[Saved data entries]

[start]

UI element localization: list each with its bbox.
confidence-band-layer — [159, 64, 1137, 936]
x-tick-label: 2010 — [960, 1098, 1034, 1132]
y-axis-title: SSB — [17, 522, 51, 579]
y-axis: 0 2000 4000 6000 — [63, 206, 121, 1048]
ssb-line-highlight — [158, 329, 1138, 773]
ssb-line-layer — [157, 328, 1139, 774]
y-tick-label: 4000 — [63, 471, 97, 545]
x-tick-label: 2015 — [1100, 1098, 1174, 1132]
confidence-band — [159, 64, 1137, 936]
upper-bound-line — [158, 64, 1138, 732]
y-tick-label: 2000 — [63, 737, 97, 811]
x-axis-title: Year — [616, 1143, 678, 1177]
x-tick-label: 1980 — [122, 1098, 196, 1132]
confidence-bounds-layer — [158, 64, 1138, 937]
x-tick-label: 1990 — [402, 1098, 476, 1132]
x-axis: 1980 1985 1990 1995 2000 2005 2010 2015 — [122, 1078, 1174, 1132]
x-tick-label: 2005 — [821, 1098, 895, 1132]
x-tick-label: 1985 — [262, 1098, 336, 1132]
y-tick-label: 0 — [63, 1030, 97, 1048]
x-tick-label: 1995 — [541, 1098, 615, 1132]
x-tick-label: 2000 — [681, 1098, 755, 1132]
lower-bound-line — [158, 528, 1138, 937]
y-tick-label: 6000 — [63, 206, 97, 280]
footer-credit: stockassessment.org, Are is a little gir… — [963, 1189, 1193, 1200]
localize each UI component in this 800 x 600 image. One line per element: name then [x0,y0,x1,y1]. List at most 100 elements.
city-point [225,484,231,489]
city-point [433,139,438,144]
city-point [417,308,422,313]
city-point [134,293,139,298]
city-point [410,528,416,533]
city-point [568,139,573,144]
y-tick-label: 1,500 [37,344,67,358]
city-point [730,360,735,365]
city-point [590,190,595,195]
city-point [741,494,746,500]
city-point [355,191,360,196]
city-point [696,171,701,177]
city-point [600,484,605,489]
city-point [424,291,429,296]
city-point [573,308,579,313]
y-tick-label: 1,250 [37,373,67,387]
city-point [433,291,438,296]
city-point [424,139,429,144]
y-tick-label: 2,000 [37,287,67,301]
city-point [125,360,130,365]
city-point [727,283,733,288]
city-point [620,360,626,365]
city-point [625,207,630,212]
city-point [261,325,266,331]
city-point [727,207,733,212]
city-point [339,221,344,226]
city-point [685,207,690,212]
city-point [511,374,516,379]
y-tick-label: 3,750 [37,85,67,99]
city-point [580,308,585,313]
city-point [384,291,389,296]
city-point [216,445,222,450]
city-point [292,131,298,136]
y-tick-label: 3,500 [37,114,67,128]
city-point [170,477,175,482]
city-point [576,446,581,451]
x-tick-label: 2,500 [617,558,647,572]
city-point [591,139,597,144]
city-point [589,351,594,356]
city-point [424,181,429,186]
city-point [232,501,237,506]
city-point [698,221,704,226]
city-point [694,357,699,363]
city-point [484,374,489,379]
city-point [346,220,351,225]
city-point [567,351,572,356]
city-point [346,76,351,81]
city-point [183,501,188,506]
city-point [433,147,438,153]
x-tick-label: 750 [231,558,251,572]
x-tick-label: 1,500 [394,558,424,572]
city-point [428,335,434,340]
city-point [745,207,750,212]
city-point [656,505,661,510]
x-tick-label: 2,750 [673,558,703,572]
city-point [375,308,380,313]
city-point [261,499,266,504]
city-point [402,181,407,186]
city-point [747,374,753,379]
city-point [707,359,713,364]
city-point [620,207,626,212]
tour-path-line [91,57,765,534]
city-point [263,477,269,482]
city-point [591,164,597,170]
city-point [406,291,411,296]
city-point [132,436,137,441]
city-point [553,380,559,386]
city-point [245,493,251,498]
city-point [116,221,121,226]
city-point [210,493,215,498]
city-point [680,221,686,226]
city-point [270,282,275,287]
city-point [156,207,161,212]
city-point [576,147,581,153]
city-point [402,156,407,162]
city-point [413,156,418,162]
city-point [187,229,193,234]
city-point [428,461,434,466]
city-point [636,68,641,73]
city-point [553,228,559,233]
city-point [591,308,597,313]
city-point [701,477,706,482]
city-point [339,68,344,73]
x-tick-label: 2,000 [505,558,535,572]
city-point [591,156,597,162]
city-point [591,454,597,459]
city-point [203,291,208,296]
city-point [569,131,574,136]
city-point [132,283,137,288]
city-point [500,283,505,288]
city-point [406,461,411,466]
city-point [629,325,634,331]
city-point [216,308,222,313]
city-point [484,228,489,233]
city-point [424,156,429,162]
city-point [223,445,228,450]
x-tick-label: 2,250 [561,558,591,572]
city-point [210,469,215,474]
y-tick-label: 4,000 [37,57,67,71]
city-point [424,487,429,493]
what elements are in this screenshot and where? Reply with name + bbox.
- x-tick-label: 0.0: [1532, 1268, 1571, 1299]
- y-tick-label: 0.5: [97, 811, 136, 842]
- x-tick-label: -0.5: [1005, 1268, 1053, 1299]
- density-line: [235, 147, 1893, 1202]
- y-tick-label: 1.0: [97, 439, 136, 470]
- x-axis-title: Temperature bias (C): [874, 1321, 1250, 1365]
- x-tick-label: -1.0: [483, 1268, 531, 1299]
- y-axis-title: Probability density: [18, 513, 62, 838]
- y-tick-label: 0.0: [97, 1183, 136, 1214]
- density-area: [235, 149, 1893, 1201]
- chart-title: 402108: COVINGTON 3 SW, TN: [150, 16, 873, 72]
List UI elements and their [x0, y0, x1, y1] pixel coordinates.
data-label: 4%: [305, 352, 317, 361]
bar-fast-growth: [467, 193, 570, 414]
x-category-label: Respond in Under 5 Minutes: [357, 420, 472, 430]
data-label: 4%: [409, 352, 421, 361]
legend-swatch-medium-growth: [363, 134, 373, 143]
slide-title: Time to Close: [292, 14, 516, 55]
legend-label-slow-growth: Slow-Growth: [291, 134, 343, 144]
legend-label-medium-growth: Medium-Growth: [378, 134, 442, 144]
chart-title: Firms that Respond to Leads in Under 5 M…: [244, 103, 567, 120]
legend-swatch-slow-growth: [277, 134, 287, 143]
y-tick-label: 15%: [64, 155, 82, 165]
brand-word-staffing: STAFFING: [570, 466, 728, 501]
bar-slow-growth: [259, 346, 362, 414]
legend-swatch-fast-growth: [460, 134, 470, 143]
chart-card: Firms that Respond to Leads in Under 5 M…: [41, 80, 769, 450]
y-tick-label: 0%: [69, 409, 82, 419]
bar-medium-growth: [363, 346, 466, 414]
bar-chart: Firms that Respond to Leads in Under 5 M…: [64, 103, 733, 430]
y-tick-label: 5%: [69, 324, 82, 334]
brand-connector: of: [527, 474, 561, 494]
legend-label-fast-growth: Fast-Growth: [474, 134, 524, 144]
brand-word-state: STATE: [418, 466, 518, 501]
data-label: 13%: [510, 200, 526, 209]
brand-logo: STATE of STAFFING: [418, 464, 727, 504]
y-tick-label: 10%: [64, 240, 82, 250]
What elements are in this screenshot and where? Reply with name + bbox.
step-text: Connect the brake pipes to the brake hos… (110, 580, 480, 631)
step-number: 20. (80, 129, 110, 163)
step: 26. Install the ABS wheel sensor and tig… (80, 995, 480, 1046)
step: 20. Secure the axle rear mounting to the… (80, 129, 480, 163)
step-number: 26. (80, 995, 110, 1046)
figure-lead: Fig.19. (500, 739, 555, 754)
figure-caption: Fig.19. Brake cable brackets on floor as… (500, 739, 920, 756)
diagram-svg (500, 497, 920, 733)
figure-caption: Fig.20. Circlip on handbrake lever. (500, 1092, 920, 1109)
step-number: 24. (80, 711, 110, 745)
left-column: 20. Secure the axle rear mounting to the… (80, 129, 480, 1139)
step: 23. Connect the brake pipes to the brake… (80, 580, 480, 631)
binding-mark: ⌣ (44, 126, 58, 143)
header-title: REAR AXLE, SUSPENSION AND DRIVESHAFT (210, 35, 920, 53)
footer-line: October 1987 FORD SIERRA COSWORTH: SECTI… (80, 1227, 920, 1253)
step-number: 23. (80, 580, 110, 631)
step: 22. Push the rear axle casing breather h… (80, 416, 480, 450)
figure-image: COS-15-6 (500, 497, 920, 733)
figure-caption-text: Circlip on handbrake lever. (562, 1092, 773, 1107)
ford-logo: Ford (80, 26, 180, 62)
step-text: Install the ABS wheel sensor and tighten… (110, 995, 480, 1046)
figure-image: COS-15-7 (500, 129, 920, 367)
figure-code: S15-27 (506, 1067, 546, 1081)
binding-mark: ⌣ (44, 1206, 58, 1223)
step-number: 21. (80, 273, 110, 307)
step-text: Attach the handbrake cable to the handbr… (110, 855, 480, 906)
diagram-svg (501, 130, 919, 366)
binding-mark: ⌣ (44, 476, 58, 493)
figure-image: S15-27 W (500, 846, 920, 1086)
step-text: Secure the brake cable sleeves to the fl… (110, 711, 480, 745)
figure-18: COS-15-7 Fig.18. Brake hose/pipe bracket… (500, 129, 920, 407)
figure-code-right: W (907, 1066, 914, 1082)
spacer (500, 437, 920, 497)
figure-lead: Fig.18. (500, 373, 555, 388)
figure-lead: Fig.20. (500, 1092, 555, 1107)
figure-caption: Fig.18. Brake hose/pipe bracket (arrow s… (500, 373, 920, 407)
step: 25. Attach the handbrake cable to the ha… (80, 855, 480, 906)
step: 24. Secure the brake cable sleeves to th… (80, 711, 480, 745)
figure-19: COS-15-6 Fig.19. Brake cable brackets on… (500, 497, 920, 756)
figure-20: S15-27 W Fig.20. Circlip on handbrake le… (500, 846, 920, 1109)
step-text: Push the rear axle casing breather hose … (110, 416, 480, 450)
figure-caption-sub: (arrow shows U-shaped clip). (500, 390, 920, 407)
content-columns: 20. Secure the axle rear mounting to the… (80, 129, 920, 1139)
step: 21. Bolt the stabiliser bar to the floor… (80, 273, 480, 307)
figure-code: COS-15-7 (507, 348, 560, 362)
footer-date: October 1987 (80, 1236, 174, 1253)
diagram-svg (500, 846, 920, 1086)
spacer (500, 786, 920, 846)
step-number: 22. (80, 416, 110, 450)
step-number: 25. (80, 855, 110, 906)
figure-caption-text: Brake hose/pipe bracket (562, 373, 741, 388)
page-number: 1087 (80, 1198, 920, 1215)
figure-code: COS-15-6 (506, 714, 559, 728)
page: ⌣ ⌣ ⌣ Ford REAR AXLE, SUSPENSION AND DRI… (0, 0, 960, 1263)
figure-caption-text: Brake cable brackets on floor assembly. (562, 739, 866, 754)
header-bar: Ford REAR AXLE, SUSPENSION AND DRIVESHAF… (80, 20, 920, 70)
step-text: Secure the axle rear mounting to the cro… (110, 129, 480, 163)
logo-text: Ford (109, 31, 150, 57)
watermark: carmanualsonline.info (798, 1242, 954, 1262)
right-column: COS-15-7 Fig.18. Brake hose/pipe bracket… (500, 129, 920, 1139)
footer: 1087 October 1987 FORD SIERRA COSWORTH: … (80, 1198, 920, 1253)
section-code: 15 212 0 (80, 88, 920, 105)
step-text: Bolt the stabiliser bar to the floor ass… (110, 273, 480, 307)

[end]

▸ **YOUR TASK**: Copy the material from its start through the line containing "x-axis: 1980 1985", substituting "uncertainty" for each "confidence" and changing nothing else.

▸ **RIGHT ANSWER**:
UI element localization: list each with its bbox.
uncertainty-band-layer — [159, 64, 1137, 936]
x-tick-label: 2010 — [960, 1098, 1034, 1132]
y-axis-title: SSB — [17, 522, 51, 579]
y-axis: 0 2000 4000 6000 — [63, 206, 121, 1048]
ssb-line-highlight — [158, 329, 1138, 773]
ssb-line-layer — [157, 328, 1139, 774]
y-tick-label: 4000 — [63, 471, 97, 545]
x-tick-label: 2015 — [1100, 1098, 1174, 1132]
uncertainty-band — [159, 64, 1137, 936]
upper-bound-line — [158, 64, 1138, 732]
y-tick-label: 2000 — [63, 737, 97, 811]
x-axis-title: Year — [616, 1143, 678, 1177]
x-tick-label: 1980 — [122, 1098, 196, 1132]
uncertainty-bounds-layer — [158, 64, 1138, 937]
x-tick-label: 1990 — [402, 1098, 476, 1132]
x-axis: 1980 1985 1990 1995 2000 2005 2010 2015 — [122, 1078, 1174, 1132]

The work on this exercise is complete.